** Given text **
I'm in the process of building a repstrap, and since getting everything put together I've become baffled by the way the machine is behaving. I think there's something funny going on with my stepper motor drivers, but I don't know what (and I could be wrong about them even being the culprit).

When I got started on this project, I ordered one Pololu DRV8825 and used it to try out the motley collection of scavenged stepper motors I'm using for the machine. I saw that I didn't need much current to drive them and ordered DRV8824's for the other axes, keeping the 8825 for the y axis (which has the largest stepper motor).

When I got the machine together and started configuring the axes, I started with the y axis (the one driven by the DRV8825). I calculated number of steps/mm the axis should have (based on belt pitch, pulley teeth, motor's degrees/step, etc.), tried a test move, and everything looked right. When I commanded a 50 mm move, the axis really moved 50 mm (within the uncertainty of eyeballing it with a ruler). This, I believe, is the expected (and correct) behavior.

** Complete the following **
1. Rewrite the listing as a Markdown table with the columns Row and Line, omitting blank lines. Begin at the listing line that contains "story-thumbnail[interactable] bbox=[31, 1230, 173, 1246]" and stop after the one that contains "chevron-down-icon bbox=[281, 179, 295, 187]".
2. Extend the repstrap passage from its final sentence onward.
The repstrap passage and the listing are unrelated to each other.

** Exercise materials **
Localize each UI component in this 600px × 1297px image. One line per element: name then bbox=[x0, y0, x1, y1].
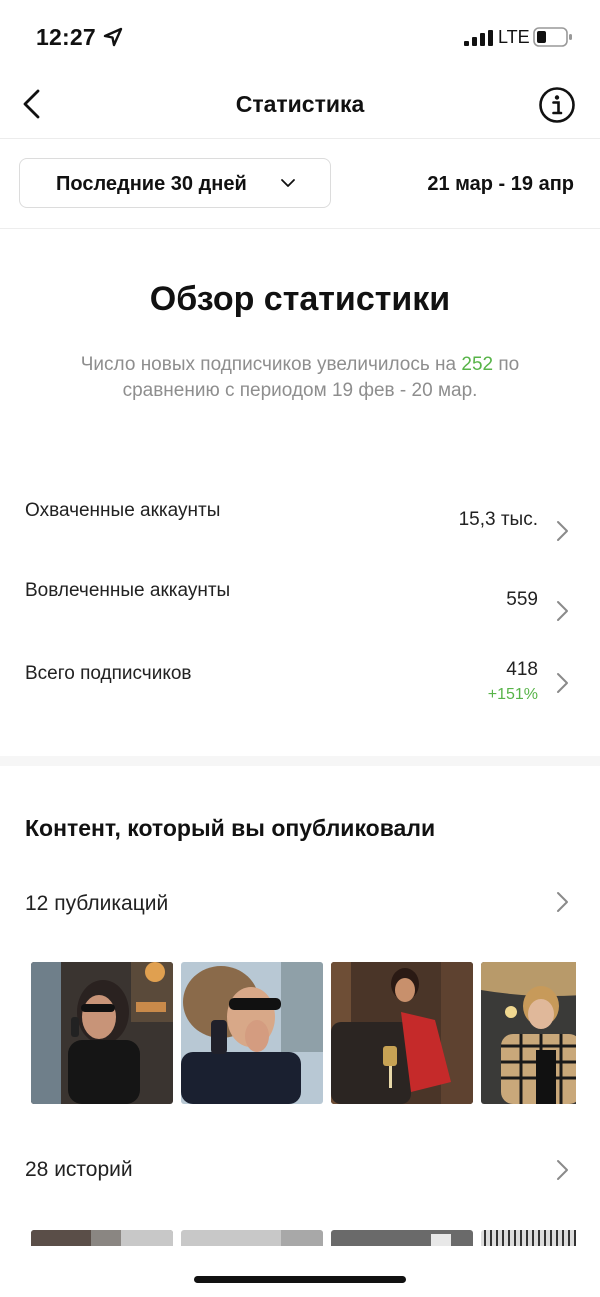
story-thumbnail[interactable] bbox=[31, 1230, 173, 1246]
post-thumbnail[interactable] bbox=[331, 962, 473, 1104]
info-circle-icon[interactable] bbox=[538, 86, 576, 124]
signal-bars-icon bbox=[464, 30, 493, 46]
divider bbox=[0, 228, 600, 229]
stat-change: +151% bbox=[487, 686, 538, 703]
stories-row[interactable]: 28 историй bbox=[0, 1152, 600, 1192]
posts-count-label: 12 публикаций bbox=[25, 892, 169, 915]
summary-prefix: Число новых подписчиков увеличилось на bbox=[80, 354, 457, 375]
story-thumbnail[interactable] bbox=[331, 1230, 473, 1246]
date-range-dropdown[interactable]: Последние 30 дней bbox=[19, 158, 331, 208]
chevron-right-icon bbox=[557, 673, 568, 693]
posts-thumbnails bbox=[31, 962, 576, 1104]
chevron-down-icon bbox=[281, 179, 295, 187]
stat-row-total-followers[interactable]: Всего подписчиков 418 +151% bbox=[0, 657, 600, 717]
network-type: LTE bbox=[498, 27, 530, 47]
stat-row-reached-accounts[interactable]: Охваченные аккаунты 15,3 тыс. bbox=[0, 495, 600, 555]
battery-icon bbox=[533, 27, 572, 47]
post-thumbnail[interactable] bbox=[31, 962, 173, 1104]
stat-value: 559 bbox=[506, 589, 538, 610]
stories-count-label: 28 историй bbox=[25, 1158, 133, 1181]
date-range-text: 21 мар - 19 апр bbox=[427, 173, 574, 195]
status-time: 12:27 bbox=[36, 24, 96, 50]
stat-row-engaged-accounts[interactable]: Вовлеченные аккаунты 559 bbox=[0, 575, 600, 635]
summary-new-followers: 252 bbox=[461, 354, 494, 375]
chevron-right-icon bbox=[557, 521, 568, 541]
status-bar: 12:27 LTE bbox=[0, 0, 600, 72]
nav-bar: Статистика bbox=[0, 72, 600, 139]
stat-label: Вовлеченные аккаунты bbox=[25, 580, 231, 601]
post-thumbnail[interactable] bbox=[181, 962, 323, 1104]
content-section-title: Контент, который вы опубликовали bbox=[25, 815, 436, 841]
stat-label: Охваченные аккаунты bbox=[25, 500, 221, 521]
posts-row[interactable]: 12 публикаций bbox=[0, 884, 600, 924]
page-title: Статистика bbox=[235, 91, 365, 117]
story-thumbnail[interactable] bbox=[481, 1230, 576, 1246]
stat-value: 418 bbox=[506, 659, 538, 680]
overview-summary: Число новых подписчиков увеличилось на 2… bbox=[70, 352, 530, 404]
chevron-right-icon bbox=[557, 601, 568, 621]
home-indicator[interactable] bbox=[194, 1276, 406, 1283]
location-arrow-icon bbox=[103, 27, 123, 47]
chevron-right-icon bbox=[557, 1160, 568, 1180]
stat-label: Всего подписчиков bbox=[25, 663, 192, 684]
section-separator bbox=[0, 756, 600, 766]
story-thumbnail[interactable] bbox=[181, 1230, 323, 1246]
date-range-dropdown-label: Последние 30 дней bbox=[56, 173, 247, 195]
chevron-right-icon bbox=[557, 892, 568, 912]
stat-value: 15,3 тыс. bbox=[458, 509, 538, 530]
stories-thumbnails bbox=[31, 1230, 576, 1246]
post-thumbnail[interactable] bbox=[481, 962, 576, 1104]
overview-title: Обзор статистики bbox=[149, 280, 451, 318]
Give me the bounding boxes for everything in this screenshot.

** Results for each task **
1.
| Row | Line |
|---|---|
| 1 | story-thumbnail[interactable] bbox=[31, 1230, 173, 1246] |
| 2 | post-thumbnail[interactable] bbox=[331, 962, 473, 1104] |
| 3 | info-circle-icon[interactable] bbox=[538, 86, 576, 124] |
| 4 | signal-bars-icon bbox=[464, 30, 493, 46] |
| 5 | divider bbox=[0, 228, 600, 229] |
| 6 | stat-change: +151% bbox=[487, 686, 538, 703] |
| 7 | stories-row[interactable]: 28 историй bbox=[0, 1152, 600, 1192] |
| 8 | posts-count-label: 12 публикаций bbox=[25, 892, 169, 915] |
| 9 | summary-prefix: Число новых подписчиков увеличилось на bbox=[80, 354, 457, 375] |
| 10 | story-thumbnail[interactable] bbox=[331, 1230, 473, 1246] |
| 11 | date-range-dropdown[interactable]: Последние 30 дней bbox=[19, 158, 331, 208] |
| 12 | chevron-right-icon bbox=[557, 673, 568, 693] |
| 13 | posts-thumbnails bbox=[31, 962, 576, 1104] |
| 14 | chevron-down-icon bbox=[281, 179, 295, 187] |

2.
Then I did the same with the x axis, and the motion was way off -- the axis only moved about 55% of the commanded distance. I checked and adjusted everything I could think of (current limit, speed, set screws, that I had entered the correct steps/mm, etc.), but with no change. The axis moved pretty consistently about 55% as far as it should. (Note, the distance isn't exactly 50% off -- it's not a factor of two error as would come from e.g. getting the microstepping wrong.)

At this point I've removed the belts from the pulleys and adjusted the steps/mm setting so that commanding a 10 mm move should give me exactly one full rotation of the motor. What I see consistently is that, everything else being equal, when the stepper driver is a DRV8824 the motor turns only about 55-60% as far as when the DRV8825 is used. I get the same behavior with all of my motors (x, y, and z), using any of the slots in the RAMPS board (x, y, z, and extruder 2 which I have slaved to z), at high and low currents, at high and low speeds, and all four of my Pololu DRV8824 boards behave exactly the same. (So it's not one bad board. Could it be a bad batch?)

So ... what am I doing wrong?! I thought the 8824 and 8825 were supposed to behave exactly the same except for the current limit. I would just chalk it up as a mystery and manually fiddle with the steps/mm in the firmware until each axis was right, EXCEPT -- when I initially was trying to troubleshoot the x axis, a couple of times I caught it moving much further and faster than normal, almost as though it were suddenly going the correct speed. If that continues to happen it will likely make printing anything cleanly impossible. I suppose I could just buy more DRV8825's, but I don't like throwing money at the problem when I don't know what the problem really is. I've probably overlooked something basic but I can't guess what it would be. Anyone have any ideas?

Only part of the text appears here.